Check each line of the listing below for the string "JSON", and copy the ones that have it.

::::::::::

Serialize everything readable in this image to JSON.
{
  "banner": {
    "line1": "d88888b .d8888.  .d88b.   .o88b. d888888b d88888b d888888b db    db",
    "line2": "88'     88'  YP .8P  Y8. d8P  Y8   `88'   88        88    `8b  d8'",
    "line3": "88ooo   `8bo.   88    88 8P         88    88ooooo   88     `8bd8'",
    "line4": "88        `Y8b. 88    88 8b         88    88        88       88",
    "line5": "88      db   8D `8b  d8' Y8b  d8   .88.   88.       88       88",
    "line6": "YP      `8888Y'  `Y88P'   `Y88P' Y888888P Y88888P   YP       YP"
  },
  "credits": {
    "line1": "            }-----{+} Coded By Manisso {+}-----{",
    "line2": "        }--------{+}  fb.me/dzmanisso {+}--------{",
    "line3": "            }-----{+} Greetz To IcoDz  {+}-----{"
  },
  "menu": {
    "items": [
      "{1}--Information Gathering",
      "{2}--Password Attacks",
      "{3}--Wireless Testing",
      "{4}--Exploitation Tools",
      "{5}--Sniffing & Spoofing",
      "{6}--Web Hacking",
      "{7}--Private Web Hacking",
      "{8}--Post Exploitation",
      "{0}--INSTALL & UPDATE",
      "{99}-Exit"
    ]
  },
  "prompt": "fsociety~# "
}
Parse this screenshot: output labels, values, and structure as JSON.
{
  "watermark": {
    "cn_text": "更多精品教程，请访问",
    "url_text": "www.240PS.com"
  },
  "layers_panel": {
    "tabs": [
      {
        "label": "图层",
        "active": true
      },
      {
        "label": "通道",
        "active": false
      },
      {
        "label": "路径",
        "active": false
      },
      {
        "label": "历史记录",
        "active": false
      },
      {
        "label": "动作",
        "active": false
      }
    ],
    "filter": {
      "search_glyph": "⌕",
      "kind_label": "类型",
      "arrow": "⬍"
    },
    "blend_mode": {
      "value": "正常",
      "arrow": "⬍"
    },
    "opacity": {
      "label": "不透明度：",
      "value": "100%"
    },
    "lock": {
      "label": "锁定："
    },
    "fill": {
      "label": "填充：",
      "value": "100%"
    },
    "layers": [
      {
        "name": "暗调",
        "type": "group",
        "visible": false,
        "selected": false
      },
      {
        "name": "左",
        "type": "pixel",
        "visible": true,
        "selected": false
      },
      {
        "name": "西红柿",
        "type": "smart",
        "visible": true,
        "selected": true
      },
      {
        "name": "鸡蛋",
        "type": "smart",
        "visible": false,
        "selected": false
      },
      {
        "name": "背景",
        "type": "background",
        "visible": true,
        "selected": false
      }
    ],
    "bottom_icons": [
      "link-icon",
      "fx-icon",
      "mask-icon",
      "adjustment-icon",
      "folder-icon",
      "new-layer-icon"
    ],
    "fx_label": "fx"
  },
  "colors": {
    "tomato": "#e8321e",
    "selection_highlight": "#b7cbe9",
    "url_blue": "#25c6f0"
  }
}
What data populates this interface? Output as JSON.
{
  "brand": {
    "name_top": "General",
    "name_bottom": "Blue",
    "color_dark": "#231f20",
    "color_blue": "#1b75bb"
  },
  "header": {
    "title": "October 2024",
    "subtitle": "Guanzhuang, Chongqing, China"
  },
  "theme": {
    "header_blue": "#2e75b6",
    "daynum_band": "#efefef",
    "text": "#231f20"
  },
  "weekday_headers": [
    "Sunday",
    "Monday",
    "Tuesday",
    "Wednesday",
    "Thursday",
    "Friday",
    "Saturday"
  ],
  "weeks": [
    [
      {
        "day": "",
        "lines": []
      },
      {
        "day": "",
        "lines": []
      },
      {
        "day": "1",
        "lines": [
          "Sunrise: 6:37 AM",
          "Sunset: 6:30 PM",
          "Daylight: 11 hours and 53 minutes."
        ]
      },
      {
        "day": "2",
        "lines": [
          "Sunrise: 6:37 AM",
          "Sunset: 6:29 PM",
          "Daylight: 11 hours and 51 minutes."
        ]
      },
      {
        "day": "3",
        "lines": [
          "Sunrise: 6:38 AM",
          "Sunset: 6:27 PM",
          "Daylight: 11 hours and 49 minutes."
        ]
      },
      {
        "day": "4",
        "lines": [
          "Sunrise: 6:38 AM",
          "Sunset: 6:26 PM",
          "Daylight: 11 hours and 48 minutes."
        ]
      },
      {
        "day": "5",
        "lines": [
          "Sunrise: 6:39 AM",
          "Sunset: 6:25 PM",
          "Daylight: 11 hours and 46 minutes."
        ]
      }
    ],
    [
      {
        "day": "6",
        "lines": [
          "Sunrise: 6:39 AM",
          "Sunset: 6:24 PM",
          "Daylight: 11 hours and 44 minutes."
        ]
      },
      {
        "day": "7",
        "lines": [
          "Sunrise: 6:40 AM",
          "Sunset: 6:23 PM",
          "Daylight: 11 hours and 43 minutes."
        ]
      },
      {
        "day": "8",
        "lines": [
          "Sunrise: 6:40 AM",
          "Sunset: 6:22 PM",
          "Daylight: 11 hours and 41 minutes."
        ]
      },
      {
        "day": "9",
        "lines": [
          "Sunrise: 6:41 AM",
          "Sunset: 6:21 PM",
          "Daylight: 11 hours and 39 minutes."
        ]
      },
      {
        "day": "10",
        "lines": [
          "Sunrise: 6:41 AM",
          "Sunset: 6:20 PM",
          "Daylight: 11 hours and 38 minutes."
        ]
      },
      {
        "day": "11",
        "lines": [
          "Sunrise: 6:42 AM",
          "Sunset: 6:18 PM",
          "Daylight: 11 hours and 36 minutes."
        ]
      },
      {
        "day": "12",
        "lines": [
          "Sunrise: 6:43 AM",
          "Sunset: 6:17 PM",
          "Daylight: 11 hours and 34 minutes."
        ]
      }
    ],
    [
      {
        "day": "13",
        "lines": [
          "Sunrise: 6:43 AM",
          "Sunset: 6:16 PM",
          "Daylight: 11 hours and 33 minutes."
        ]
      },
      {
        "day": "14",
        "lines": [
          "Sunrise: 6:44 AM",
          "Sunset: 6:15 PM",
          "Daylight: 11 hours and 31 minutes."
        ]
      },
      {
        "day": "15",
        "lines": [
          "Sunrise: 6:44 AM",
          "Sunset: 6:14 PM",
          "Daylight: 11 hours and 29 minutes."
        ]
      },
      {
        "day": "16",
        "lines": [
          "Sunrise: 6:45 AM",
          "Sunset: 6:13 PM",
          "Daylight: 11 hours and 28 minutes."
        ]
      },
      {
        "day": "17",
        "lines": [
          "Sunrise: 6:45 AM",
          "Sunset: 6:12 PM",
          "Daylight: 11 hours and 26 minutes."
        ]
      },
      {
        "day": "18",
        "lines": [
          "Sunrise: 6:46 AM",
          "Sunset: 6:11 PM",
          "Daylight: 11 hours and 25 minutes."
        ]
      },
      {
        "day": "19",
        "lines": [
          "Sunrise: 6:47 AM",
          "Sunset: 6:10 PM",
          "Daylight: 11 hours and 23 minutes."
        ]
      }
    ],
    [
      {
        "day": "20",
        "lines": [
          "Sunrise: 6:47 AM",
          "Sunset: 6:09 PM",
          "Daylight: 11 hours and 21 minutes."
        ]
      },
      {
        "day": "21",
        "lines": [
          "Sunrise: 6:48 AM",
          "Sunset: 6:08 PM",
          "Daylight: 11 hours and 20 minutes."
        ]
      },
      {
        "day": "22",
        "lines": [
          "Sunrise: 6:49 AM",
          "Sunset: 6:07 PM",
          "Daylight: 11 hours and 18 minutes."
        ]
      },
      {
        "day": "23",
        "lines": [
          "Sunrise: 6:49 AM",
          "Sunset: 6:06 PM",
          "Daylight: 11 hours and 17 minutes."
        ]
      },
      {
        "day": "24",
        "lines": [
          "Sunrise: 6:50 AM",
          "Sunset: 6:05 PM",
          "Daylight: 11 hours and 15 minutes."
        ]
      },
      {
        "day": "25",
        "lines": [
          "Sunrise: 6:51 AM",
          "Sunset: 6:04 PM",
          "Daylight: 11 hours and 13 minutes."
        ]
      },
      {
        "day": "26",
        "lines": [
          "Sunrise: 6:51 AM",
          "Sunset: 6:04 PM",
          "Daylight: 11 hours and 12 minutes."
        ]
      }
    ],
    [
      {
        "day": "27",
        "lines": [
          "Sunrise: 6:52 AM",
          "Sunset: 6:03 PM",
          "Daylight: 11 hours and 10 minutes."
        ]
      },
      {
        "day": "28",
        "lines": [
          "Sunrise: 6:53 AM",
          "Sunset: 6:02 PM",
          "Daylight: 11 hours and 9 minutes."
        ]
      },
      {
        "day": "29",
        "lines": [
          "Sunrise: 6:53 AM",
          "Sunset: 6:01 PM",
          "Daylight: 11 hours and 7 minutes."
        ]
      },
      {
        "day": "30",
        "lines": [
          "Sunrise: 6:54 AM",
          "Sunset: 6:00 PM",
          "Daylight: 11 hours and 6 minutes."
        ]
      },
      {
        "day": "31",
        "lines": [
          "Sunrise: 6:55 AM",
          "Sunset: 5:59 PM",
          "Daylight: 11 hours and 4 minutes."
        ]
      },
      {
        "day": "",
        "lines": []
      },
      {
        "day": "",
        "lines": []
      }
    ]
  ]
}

::::::::::

* **WORKED SOLUTION**
Serialize everything readable in this image to JSON.
Parse this screenshot: output labels, values, and structure as JSON.
What data populates this interface? Output as JSON.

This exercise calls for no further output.